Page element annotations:
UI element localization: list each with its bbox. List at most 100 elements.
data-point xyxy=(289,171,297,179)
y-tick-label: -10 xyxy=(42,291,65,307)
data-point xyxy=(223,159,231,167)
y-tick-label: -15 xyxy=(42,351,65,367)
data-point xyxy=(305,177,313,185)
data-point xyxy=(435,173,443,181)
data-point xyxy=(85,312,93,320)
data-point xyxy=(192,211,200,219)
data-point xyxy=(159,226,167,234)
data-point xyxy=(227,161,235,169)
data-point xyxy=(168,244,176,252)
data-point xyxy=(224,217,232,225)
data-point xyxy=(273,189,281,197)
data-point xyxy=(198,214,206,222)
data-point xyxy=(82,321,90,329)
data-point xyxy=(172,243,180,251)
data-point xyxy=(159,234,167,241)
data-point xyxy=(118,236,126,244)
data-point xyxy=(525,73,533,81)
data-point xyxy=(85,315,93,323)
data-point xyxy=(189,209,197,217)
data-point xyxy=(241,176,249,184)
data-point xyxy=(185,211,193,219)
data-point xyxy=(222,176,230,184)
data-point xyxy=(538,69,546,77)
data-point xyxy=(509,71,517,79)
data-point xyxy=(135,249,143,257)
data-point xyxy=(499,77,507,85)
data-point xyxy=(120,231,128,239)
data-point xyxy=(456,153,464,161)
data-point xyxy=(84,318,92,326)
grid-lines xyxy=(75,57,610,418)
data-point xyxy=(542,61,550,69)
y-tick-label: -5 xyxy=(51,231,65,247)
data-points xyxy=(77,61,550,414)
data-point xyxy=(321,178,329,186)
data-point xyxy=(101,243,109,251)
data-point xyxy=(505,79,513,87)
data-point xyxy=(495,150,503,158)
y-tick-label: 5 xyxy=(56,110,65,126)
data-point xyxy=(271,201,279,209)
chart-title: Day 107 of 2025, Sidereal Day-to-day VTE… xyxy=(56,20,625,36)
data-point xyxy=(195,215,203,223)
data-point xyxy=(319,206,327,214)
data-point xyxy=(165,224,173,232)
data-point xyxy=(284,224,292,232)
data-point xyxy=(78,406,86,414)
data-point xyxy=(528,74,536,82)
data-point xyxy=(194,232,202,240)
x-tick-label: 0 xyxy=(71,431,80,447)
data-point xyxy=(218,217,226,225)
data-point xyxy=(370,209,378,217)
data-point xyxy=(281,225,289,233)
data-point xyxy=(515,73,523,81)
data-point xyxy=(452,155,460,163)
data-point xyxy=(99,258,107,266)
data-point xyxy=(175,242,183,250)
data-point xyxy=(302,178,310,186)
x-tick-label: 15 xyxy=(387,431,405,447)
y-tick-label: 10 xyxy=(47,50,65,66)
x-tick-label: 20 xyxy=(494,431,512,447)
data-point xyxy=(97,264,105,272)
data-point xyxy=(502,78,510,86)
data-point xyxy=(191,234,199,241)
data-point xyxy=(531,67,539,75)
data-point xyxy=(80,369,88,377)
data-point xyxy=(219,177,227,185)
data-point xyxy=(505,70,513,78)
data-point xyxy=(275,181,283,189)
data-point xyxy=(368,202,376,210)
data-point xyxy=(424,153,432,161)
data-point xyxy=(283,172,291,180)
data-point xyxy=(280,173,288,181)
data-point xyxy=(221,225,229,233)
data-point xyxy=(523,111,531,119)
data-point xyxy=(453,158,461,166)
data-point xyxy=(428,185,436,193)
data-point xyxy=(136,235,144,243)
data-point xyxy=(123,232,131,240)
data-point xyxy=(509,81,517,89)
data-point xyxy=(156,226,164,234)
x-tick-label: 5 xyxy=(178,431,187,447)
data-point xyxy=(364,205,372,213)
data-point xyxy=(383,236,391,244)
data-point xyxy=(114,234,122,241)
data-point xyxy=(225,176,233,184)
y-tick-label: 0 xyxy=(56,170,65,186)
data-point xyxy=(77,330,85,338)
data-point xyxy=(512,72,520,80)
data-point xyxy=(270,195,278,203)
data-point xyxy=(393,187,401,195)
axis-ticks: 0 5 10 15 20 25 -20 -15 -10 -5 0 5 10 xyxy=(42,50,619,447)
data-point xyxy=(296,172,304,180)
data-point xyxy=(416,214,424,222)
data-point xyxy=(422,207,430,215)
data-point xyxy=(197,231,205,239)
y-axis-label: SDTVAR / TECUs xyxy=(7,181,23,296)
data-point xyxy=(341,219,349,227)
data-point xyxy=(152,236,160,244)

Given request:
Reproduce all the entries with "y-tick-label" switched to "y-axis-tick-label" wherever it occurs, leaving every other line and value unchanged.

Response below:
UI element localization: list each with its bbox. List at most 100 elements.
data-point xyxy=(289,171,297,179)
y-axis-tick-label: -10 xyxy=(42,291,65,307)
data-point xyxy=(223,159,231,167)
y-axis-tick-label: -15 xyxy=(42,351,65,367)
data-point xyxy=(305,177,313,185)
data-point xyxy=(435,173,443,181)
data-point xyxy=(85,312,93,320)
data-point xyxy=(192,211,200,219)
data-point xyxy=(159,226,167,234)
data-point xyxy=(227,161,235,169)
data-point xyxy=(168,244,176,252)
data-point xyxy=(224,217,232,225)
data-point xyxy=(273,189,281,197)
data-point xyxy=(198,214,206,222)
data-point xyxy=(82,321,90,329)
data-point xyxy=(172,243,180,251)
data-point xyxy=(159,234,167,241)
data-point xyxy=(118,236,126,244)
data-point xyxy=(525,73,533,81)
data-point xyxy=(85,315,93,323)
data-point xyxy=(189,209,197,217)
data-point xyxy=(241,176,249,184)
data-point xyxy=(185,211,193,219)
data-point xyxy=(222,176,230,184)
data-point xyxy=(538,69,546,77)
data-point xyxy=(509,71,517,79)
data-point xyxy=(135,249,143,257)
data-point xyxy=(499,77,507,85)
data-point xyxy=(120,231,128,239)
data-point xyxy=(456,153,464,161)
data-point xyxy=(84,318,92,326)
grid-lines xyxy=(75,57,610,418)
data-point xyxy=(542,61,550,69)
y-axis-tick-label: -5 xyxy=(51,231,65,247)
data-points xyxy=(77,61,550,414)
data-point xyxy=(321,178,329,186)
data-point xyxy=(101,243,109,251)
data-point xyxy=(505,79,513,87)
data-point xyxy=(495,150,503,158)
y-axis-tick-label: 5 xyxy=(56,110,65,126)
data-point xyxy=(271,201,279,209)
chart-title: Day 107 of 2025, Sidereal Day-to-day VTE… xyxy=(56,20,625,36)
data-point xyxy=(195,215,203,223)
data-point xyxy=(319,206,327,214)
data-point xyxy=(165,224,173,232)
data-point xyxy=(284,224,292,232)
data-point xyxy=(78,406,86,414)
data-point xyxy=(528,74,536,82)
data-point xyxy=(194,232,202,240)
x-tick-label: 0 xyxy=(71,431,80,447)
data-point xyxy=(218,217,226,225)
data-point xyxy=(370,209,378,217)
data-point xyxy=(281,225,289,233)
data-point xyxy=(515,73,523,81)
data-point xyxy=(452,155,460,163)
data-point xyxy=(99,258,107,266)
data-point xyxy=(175,242,183,250)
data-point xyxy=(302,178,310,186)
x-tick-label: 15 xyxy=(387,431,405,447)
y-axis-tick-label: 10 xyxy=(47,50,65,66)
x-tick-label: 20 xyxy=(494,431,512,447)
data-point xyxy=(97,264,105,272)
data-point xyxy=(502,78,510,86)
data-point xyxy=(191,234,199,241)
data-point xyxy=(531,67,539,75)
data-point xyxy=(80,369,88,377)
data-point xyxy=(219,177,227,185)
data-point xyxy=(505,70,513,78)
data-point xyxy=(275,181,283,189)
data-point xyxy=(368,202,376,210)
data-point xyxy=(424,153,432,161)
data-point xyxy=(283,172,291,180)
data-point xyxy=(280,173,288,181)
data-point xyxy=(221,225,229,233)
data-point xyxy=(523,111,531,119)
data-point xyxy=(453,158,461,166)
data-point xyxy=(428,185,436,193)
data-point xyxy=(136,235,144,243)
data-point xyxy=(123,232,131,240)
data-point xyxy=(509,81,517,89)
data-point xyxy=(156,226,164,234)
x-tick-label: 5 xyxy=(178,431,187,447)
data-point xyxy=(364,205,372,213)
data-point xyxy=(383,236,391,244)
data-point xyxy=(114,234,122,241)
data-point xyxy=(225,176,233,184)
y-axis-tick-label: 0 xyxy=(56,170,65,186)
data-point xyxy=(77,330,85,338)
data-point xyxy=(512,72,520,80)
data-point xyxy=(270,195,278,203)
data-point xyxy=(393,187,401,195)
axis-ticks: 0 5 10 15 20 25 -20 -15 -10 -5 0 5 10 xyxy=(42,50,619,447)
data-point xyxy=(296,172,304,180)
data-point xyxy=(416,214,424,222)
data-point xyxy=(422,207,430,215)
data-point xyxy=(197,231,205,239)
y-axis-label: SDTVAR / TECUs xyxy=(7,181,23,296)
data-point xyxy=(341,219,349,227)
data-point xyxy=(152,236,160,244)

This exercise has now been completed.